### Input
--- --- ---

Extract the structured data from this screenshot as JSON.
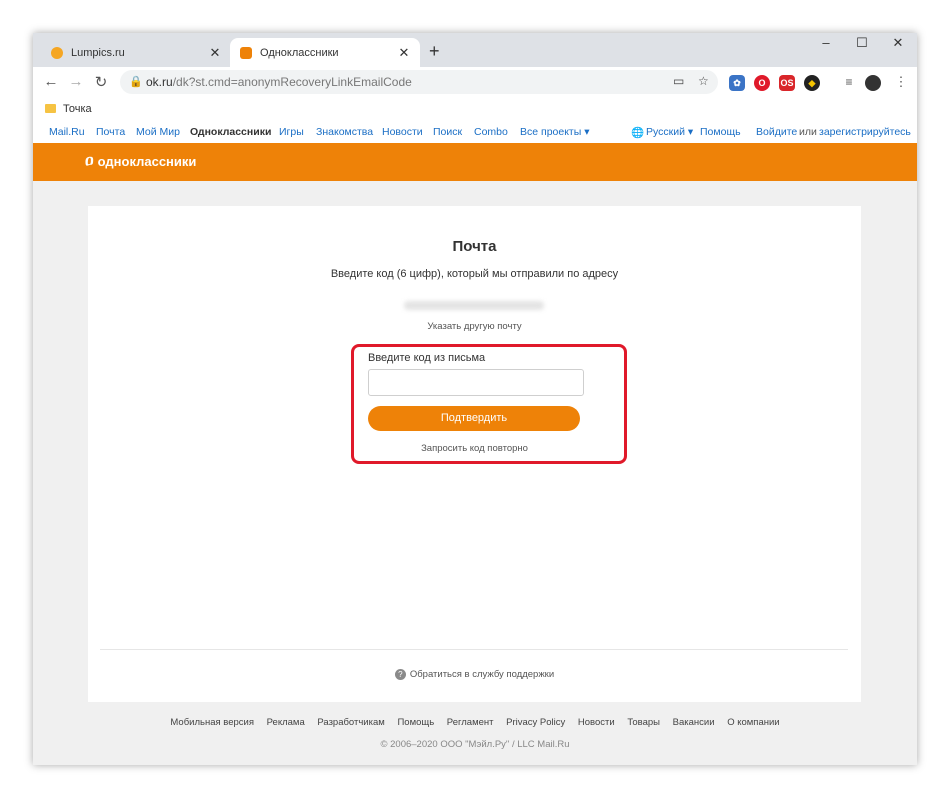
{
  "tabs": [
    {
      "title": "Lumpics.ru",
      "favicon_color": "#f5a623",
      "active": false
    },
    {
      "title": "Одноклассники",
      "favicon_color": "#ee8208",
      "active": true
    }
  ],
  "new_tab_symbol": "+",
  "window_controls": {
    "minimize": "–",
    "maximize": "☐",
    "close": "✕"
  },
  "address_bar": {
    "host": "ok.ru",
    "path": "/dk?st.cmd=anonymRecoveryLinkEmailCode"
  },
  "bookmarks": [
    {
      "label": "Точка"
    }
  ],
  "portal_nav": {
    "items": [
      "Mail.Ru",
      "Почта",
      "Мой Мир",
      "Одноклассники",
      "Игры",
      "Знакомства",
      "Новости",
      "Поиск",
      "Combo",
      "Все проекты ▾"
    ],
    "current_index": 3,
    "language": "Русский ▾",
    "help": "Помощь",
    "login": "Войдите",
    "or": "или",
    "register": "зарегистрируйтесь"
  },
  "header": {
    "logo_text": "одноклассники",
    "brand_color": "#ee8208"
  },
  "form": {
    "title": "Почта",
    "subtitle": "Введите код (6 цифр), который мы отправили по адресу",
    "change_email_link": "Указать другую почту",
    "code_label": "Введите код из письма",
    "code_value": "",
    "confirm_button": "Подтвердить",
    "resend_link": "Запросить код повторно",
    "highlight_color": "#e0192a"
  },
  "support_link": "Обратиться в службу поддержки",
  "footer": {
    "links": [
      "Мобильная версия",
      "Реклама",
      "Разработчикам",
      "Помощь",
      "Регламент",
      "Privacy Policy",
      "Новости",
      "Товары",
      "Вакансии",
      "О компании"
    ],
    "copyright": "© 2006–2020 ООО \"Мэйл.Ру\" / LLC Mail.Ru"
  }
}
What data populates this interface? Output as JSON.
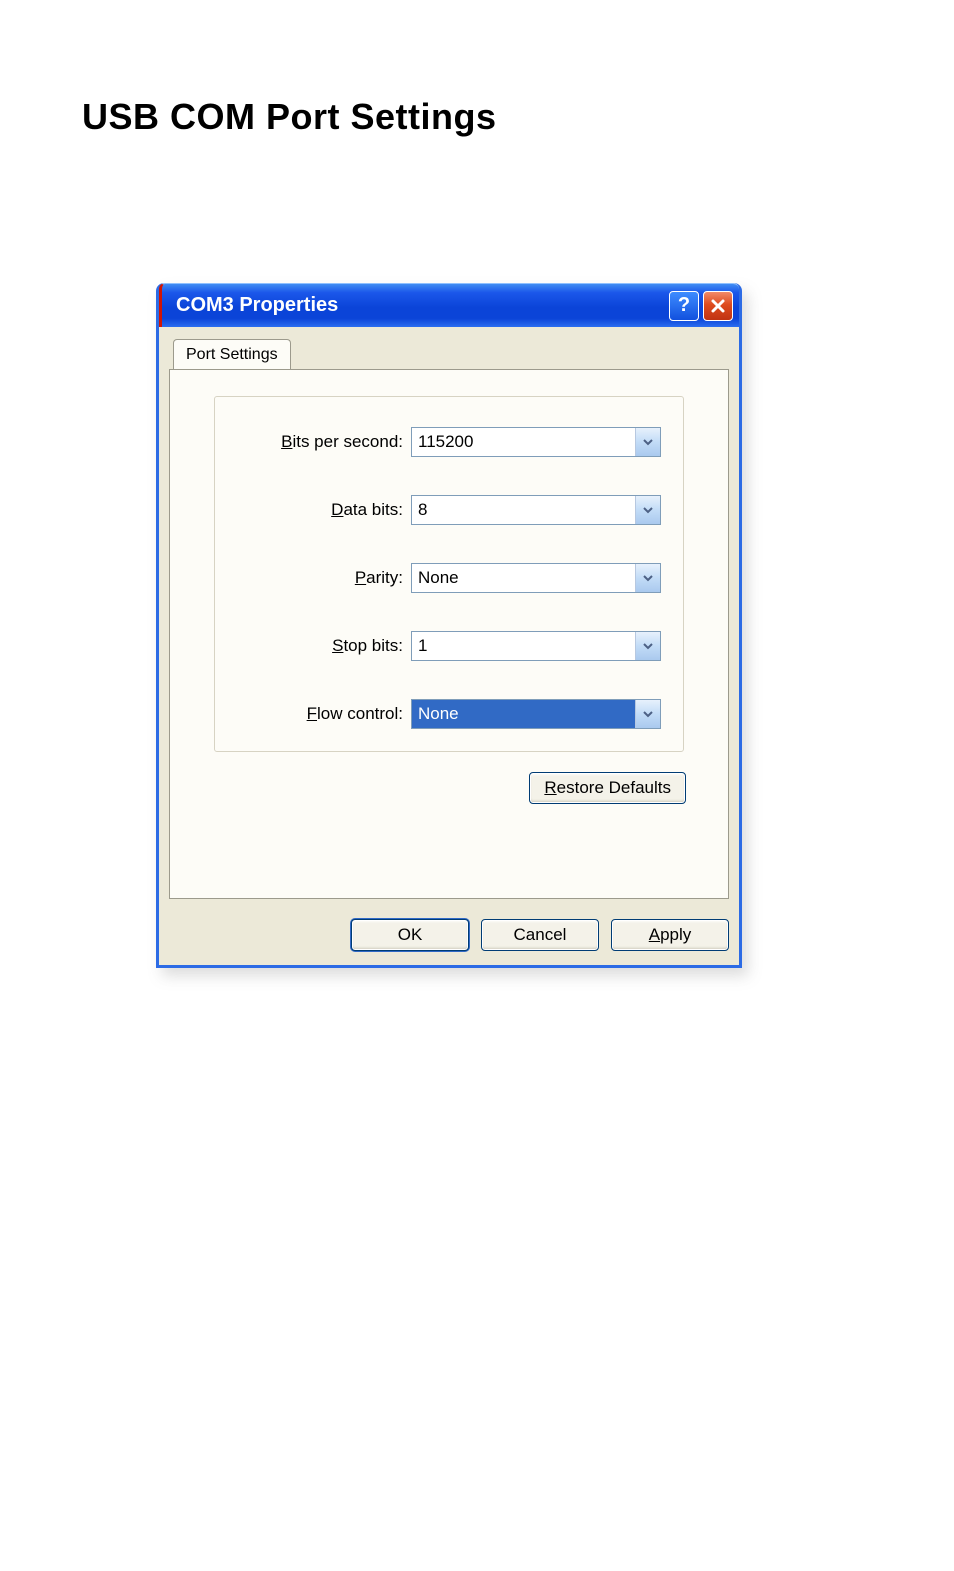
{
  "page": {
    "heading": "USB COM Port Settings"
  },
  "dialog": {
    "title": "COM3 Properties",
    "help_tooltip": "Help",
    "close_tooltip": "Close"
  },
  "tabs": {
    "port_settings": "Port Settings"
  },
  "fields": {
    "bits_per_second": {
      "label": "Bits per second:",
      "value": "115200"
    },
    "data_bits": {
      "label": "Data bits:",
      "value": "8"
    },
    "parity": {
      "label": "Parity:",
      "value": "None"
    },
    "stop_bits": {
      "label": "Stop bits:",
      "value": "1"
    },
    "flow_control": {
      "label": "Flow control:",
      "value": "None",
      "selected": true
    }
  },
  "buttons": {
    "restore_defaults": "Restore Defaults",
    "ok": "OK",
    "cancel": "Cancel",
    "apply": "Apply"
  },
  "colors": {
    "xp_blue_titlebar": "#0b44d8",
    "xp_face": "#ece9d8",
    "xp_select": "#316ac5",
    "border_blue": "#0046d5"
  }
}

--- --- ---

### What you need to do
Do not include images; quote all of the entries above exactly.

### Answer to the task
Extract the structured data from this screenshot as JSON.
{
  "tabs": [
    {
      "title": "Lumpics.ru",
      "favicon_color": "#f5a623",
      "active": false
    },
    {
      "title": "Одноклассники",
      "favicon_color": "#ee8208",
      "active": true
    }
  ],
  "new_tab_symbol": "+",
  "window_controls": {
    "minimize": "–",
    "maximize": "☐",
    "close": "✕"
  },
  "address_bar": {
    "host": "ok.ru",
    "path": "/dk?st.cmd=anonymRecoveryLinkEmailCode"
  },
  "bookmarks": [
    {
      "label": "Точка"
    }
  ],
  "portal_nav": {
    "items": [
      "Mail.Ru",
      "Почта",
      "Мой Мир",
      "Одноклассники",
      "Игры",
      "Знакомства",
      "Новости",
      "Поиск",
      "Combo",
      "Все проекты ▾"
    ],
    "current_index": 3,
    "language": "Русский ▾",
    "help": "Помощь",
    "login": "Войдите",
    "or": "или",
    "register": "зарегистрируйтесь"
  },
  "header": {
    "logo_text": "одноклассники",
    "brand_color": "#ee8208"
  },
  "form": {
    "title": "Почта",
    "subtitle": "Введите код (6 цифр), который мы отправили по адресу",
    "change_email_link": "Указать другую почту",
    "code_label": "Введите код из письма",
    "code_value": "",
    "confirm_button": "Подтвердить",
    "resend_link": "Запросить код повторно",
    "highlight_color": "#e0192a"
  },
  "support_link": "Обратиться в службу поддержки",
  "footer": {
    "links": [
      "Мобильная версия",
      "Реклама",
      "Разработчикам",
      "Помощь",
      "Регламент",
      "Privacy Policy",
      "Новости",
      "Товары",
      "Вакансии",
      "О компании"
    ],
    "copyright": "© 2006–2020 ООО \"Мэйл.Ру\" / LLC Mail.Ru"
  }
}
What data populates this interface? Output as JSON.
{
  "page": {
    "heading": "USB COM Port Settings"
  },
  "dialog": {
    "title": "COM3 Properties",
    "help_tooltip": "Help",
    "close_tooltip": "Close"
  },
  "tabs": {
    "port_settings": "Port Settings"
  },
  "fields": {
    "bits_per_second": {
      "label": "Bits per second:",
      "value": "115200"
    },
    "data_bits": {
      "label": "Data bits:",
      "value": "8"
    },
    "parity": {
      "label": "Parity:",
      "value": "None"
    },
    "stop_bits": {
      "label": "Stop bits:",
      "value": "1"
    },
    "flow_control": {
      "label": "Flow control:",
      "value": "None",
      "selected": true
    }
  },
  "buttons": {
    "restore_defaults": "Restore Defaults",
    "ok": "OK",
    "cancel": "Cancel",
    "apply": "Apply"
  },
  "colors": {
    "xp_blue_titlebar": "#0b44d8",
    "xp_face": "#ece9d8",
    "xp_select": "#316ac5",
    "border_blue": "#0046d5"
  }
}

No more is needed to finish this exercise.